===== TEXT UNDER STUDY =====

It’s important for all couples to be tested, Hasty says, regardless of ethnic background or family medical history since a person can “have no history in their family and still be a carrier.” Concurs Grinzaid, “I think the biggest misconception is that people think with a negative family history, they’re not at risk. Especially with recessive genetic disorders “where both parents have to be carriers, the vast majority of the time, it’s never shown up in the family before and people are taken by surprise.” And while Hasty clarifies that “screening is not perfect – it doesn’t pick up on every disorder known to human kind” it is still a critical step for those thinking of building a family biologically, especially since genetic disorders are “the leading cause of sudden infant death.”
And many options exist for couples like my husband and I who wish to grow a family but are both carriers for a like single-gene disorder such as Tay-Sachs or cystic fibrosis. “A couple can conceive without any treatment and then get early screening through ultrasound and amnio[centesis],” says Hasty. “Some people are just willing to roll the dice and accept that chance” that they may conceive of a child with a potentially fatal genetic disorder. For these couples, they then can elect to “raise an affected child or terminate the pregnancy” after early screening is done once a pregnancy is achieved. “That’s heart-wrenching, for both of those outcomes,” Hasty says.
However, that’s not the only available course of action. One long-time options for such couples is in vitro fertilization (IVF) using donor sperm or donor eggs and yet “the most common” means of family building for such couples presently is also the newest, a process known as IVF with PGD, or pre-implantation genetic diagnosis. Because “IVF with PGD is so successful,” Hasty says, “more and more, the people I meet with elect to go through” this form of testing embryos for genetic disorders before the embryos are even transferred to a woman’s uterus, thus ensuring that only those embryos not affected by the genetic disorder are possible candidates for pregnancy.
In February, British lawmakers ruled in favor of permitting yet another new advance in the use of IVF for those with genetic disorders, permitting mitochondrial donation from a third donor to be used with a biological set of parents’ own egg and sperm as a means of preventing mitochondrial disease. At this time, there is no known treatment for mitochondrial disease, so the advent of this new form of IVF, which uses biological material from three separate individuals to create one embryo, has the potential to be a groundbreaking action public health action to eradicate the devastating condition.
In regards to the already established practice of IVF with PGD, Hasty calls attention to the fact that while “a lot of people think that the success rates” for IVF with PGD are very low, “it’s in fact one of the highest success rates that we specialists do since other things are generally in good working order” in regards to the fertility of the couple. She notes that the currently available nationwide statistics on IVF treatment and success rates are looked at without the differentiation of those cases with PGD, something that will be changing in terms of regulations from infertility clinics on their IVF reporting procedures within the next few years. This new reporting will include a “break-down [of IVF with PGD success rates in terms of single-gene and aneuploidy,” or abnormal chromosome numbers present in any embryo, so that “people can have a clearer idea of how successful” this form of treatment is.

=====

* _TASK REQUIREMENTS_:
**A.** According to the carrier screening article, what does PGD stand for?
**B.** Write out the part of the carrier screening article that opens with the words containing "However, that’s not" and closes with "candidates for pregnancy.", substituting "fertilized eggs" for "embryos".
The lines that follow come from a different source.

===== INFORMATION SHOWN =====

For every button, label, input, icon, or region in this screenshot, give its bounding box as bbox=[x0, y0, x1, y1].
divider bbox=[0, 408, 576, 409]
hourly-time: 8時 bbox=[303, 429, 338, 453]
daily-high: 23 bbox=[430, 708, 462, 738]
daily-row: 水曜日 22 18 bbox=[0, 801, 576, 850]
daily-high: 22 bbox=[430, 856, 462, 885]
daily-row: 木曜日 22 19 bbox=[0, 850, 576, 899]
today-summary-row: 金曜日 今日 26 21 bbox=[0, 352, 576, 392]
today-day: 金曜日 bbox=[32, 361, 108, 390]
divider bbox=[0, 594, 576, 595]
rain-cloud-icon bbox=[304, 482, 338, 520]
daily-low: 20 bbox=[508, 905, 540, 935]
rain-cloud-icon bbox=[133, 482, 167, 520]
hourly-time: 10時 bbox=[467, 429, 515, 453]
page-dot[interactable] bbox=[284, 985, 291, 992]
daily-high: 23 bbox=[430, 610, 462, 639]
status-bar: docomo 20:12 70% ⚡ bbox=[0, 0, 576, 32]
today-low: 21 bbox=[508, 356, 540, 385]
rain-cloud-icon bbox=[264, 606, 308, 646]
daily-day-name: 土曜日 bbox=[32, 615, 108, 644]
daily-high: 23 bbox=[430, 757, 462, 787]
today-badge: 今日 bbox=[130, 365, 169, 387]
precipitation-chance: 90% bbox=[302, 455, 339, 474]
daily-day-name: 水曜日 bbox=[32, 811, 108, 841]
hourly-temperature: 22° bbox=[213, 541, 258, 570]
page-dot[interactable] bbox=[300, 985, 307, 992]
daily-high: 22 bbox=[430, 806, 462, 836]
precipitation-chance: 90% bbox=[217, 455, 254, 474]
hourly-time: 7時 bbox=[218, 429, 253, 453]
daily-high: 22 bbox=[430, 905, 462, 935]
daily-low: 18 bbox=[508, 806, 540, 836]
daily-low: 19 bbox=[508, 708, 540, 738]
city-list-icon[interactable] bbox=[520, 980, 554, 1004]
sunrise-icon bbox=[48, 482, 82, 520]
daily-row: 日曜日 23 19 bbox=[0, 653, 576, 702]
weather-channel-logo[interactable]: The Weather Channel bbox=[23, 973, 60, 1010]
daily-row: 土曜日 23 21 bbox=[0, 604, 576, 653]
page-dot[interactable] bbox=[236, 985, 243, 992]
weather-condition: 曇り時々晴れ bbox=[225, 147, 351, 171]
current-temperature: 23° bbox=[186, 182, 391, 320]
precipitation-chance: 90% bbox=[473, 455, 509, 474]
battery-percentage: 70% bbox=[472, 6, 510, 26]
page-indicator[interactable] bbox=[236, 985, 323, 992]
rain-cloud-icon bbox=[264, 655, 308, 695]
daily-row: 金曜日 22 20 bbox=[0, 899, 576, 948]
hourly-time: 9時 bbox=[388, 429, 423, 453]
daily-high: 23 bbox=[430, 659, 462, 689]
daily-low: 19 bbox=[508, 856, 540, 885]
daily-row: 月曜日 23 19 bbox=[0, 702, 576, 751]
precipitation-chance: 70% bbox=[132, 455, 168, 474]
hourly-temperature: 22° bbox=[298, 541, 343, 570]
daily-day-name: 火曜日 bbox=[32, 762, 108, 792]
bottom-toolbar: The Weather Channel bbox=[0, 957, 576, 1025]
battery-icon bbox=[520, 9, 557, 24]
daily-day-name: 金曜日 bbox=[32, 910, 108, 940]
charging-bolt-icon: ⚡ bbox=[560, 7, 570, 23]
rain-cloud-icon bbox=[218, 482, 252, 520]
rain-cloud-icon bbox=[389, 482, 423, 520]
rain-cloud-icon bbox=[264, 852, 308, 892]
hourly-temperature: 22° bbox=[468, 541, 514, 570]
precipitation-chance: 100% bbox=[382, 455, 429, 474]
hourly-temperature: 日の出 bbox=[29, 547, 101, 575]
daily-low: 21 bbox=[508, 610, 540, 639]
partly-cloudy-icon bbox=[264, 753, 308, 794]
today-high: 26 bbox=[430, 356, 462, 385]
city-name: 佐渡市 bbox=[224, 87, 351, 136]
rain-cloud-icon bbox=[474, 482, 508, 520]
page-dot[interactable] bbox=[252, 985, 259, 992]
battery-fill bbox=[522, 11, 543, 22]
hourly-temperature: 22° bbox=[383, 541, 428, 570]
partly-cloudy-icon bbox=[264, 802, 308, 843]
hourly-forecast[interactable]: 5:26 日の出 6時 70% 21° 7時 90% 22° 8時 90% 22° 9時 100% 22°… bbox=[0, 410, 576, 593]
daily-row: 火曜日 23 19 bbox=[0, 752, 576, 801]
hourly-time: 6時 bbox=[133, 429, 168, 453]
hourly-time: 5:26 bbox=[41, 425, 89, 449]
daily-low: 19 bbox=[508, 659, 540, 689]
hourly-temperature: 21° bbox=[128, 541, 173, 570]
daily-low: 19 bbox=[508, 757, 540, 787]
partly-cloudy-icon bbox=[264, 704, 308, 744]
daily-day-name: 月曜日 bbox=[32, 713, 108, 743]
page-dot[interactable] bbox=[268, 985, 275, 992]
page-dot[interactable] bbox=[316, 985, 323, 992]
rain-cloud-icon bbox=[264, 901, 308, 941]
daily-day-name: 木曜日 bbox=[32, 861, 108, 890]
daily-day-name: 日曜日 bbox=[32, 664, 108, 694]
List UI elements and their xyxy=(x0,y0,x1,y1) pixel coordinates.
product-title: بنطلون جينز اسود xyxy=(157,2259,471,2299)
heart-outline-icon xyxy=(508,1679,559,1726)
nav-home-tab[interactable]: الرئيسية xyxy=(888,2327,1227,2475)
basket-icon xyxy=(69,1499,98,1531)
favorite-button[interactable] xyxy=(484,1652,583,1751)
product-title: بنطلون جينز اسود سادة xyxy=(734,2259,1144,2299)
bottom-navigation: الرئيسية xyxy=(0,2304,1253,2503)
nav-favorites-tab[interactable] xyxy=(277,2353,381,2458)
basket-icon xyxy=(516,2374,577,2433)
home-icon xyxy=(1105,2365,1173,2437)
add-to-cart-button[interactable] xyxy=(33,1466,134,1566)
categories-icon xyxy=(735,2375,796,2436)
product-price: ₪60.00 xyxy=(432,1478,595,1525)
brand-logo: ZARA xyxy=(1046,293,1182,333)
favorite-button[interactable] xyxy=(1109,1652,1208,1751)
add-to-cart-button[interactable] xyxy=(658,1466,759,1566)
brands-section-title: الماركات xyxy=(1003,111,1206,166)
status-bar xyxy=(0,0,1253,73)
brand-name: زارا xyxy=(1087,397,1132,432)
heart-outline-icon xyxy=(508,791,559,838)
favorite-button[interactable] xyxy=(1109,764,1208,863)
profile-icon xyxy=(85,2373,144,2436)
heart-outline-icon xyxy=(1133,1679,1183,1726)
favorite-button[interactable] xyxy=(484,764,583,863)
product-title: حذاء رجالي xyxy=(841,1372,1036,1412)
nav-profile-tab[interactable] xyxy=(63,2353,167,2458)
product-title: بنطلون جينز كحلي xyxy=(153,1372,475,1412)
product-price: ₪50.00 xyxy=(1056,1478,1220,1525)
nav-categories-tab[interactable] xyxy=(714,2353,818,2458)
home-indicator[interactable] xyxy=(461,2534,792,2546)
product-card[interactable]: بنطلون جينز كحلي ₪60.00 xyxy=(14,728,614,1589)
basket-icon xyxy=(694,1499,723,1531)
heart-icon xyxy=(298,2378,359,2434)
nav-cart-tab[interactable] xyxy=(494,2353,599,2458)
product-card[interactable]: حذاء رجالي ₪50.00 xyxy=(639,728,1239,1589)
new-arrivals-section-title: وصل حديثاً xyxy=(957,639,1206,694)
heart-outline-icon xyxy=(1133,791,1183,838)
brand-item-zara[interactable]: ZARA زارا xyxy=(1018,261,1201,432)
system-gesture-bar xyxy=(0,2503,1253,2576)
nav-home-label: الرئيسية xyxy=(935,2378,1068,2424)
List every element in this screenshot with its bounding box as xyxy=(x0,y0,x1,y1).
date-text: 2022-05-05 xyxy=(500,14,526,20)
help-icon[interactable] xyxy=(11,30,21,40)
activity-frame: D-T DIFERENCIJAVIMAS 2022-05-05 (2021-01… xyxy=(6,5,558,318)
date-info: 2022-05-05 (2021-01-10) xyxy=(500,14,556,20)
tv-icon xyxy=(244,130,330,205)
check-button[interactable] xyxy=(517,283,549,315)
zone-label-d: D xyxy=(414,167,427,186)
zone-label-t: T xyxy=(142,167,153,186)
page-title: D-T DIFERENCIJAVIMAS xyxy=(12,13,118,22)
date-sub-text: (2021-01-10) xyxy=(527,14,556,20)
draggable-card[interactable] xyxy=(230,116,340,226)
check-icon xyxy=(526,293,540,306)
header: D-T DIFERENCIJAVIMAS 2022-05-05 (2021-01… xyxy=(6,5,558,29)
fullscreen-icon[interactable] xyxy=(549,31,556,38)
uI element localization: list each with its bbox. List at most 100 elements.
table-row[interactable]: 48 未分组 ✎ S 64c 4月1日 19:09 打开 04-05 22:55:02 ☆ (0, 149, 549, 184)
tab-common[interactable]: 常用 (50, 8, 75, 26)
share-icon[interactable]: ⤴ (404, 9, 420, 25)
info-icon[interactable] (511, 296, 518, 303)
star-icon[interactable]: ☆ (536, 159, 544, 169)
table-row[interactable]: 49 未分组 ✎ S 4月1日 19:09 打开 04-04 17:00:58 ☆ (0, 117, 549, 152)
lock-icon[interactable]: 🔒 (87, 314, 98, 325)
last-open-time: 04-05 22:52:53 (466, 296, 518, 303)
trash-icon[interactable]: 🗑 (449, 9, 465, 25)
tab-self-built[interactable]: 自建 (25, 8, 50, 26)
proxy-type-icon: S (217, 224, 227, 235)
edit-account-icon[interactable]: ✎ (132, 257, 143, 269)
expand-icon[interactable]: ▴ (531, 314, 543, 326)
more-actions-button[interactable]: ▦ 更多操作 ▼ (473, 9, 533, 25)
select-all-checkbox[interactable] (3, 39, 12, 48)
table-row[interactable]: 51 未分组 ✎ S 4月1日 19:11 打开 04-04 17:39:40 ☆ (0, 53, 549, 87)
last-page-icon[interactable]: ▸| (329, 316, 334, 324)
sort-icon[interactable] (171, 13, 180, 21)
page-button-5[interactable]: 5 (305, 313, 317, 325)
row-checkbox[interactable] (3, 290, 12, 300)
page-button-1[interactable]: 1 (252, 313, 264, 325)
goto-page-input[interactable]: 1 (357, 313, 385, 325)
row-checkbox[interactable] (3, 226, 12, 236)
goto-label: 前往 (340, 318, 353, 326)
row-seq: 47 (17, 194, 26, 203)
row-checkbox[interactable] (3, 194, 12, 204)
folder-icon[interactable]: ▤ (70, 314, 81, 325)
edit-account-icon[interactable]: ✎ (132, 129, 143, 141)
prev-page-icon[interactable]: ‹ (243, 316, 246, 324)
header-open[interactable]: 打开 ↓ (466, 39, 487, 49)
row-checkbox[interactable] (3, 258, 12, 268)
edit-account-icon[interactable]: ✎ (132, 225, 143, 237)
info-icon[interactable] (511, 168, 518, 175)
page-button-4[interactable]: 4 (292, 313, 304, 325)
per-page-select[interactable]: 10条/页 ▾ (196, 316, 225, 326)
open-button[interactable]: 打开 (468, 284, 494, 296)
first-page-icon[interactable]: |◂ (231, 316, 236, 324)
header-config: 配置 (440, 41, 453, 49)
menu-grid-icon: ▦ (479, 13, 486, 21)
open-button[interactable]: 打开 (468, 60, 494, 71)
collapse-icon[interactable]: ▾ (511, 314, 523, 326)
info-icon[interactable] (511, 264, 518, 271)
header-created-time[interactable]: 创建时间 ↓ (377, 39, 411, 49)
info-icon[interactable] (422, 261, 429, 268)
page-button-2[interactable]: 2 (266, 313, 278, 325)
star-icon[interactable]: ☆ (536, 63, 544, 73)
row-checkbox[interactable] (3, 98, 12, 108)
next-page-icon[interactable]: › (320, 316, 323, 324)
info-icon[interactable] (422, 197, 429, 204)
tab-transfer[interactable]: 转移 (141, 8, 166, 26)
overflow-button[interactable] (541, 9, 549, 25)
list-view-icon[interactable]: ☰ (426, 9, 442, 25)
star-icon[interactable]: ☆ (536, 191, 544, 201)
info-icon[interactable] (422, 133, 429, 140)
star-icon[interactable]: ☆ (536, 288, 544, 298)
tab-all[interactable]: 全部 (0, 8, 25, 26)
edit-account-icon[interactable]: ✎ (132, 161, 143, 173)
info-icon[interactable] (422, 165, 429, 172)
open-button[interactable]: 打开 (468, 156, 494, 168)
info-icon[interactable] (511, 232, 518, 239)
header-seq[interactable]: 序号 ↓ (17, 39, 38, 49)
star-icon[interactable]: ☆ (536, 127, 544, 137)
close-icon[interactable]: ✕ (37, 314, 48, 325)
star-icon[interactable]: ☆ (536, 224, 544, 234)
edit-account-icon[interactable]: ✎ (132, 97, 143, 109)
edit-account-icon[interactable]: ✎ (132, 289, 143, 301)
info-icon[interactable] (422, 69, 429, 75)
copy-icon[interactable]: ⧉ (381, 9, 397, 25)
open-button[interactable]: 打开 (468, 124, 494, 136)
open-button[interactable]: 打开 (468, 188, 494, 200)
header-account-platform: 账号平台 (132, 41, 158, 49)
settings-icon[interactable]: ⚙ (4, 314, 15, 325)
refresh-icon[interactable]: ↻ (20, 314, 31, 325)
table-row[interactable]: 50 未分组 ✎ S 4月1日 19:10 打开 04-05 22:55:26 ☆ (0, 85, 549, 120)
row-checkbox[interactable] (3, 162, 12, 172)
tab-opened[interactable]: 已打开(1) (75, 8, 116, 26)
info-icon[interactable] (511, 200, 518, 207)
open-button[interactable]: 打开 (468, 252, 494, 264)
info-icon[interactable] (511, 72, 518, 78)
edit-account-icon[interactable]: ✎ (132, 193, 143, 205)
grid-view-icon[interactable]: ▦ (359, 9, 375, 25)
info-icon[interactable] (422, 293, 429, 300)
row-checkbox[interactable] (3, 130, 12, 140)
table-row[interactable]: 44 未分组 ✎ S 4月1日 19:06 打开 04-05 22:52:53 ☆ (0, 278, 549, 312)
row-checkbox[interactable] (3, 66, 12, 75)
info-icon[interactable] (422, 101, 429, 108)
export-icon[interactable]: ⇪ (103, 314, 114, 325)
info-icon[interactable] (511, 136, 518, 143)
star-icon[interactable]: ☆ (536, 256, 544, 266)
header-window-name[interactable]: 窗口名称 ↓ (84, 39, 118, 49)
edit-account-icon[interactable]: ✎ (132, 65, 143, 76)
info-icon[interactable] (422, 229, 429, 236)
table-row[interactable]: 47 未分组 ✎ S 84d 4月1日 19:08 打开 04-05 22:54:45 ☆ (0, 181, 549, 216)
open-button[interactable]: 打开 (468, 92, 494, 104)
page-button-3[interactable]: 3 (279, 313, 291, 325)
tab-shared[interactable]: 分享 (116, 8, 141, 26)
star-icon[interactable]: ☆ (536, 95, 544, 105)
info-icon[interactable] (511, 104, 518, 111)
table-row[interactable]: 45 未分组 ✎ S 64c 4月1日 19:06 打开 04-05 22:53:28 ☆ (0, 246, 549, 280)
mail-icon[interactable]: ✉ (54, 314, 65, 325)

=====

* _SOLUTIONS PER TASK_:
**A.** Pre-implantation genetic diagnosis.

**B.**
However, that’s not the only available course of action. One long-time options for such couples is in vitro fertilization (IVF) using donor sperm or donor eggs and yet “the most common” means of family building for such couples presently is also the newest, a process known as IVF with PGD, or pre-implantation genetic diagnosis. Because “IVF with PGD is so successful,” Hasty says, “more and more, the people I meet with elect to go through” this form of testing fertilized eggs for genetic disorders before the fertilized eggs are even transferred to a woman’s uterus, thus ensuring that only those fertilized eggs not affected by the genetic disorder are possible candidates for pregnancy.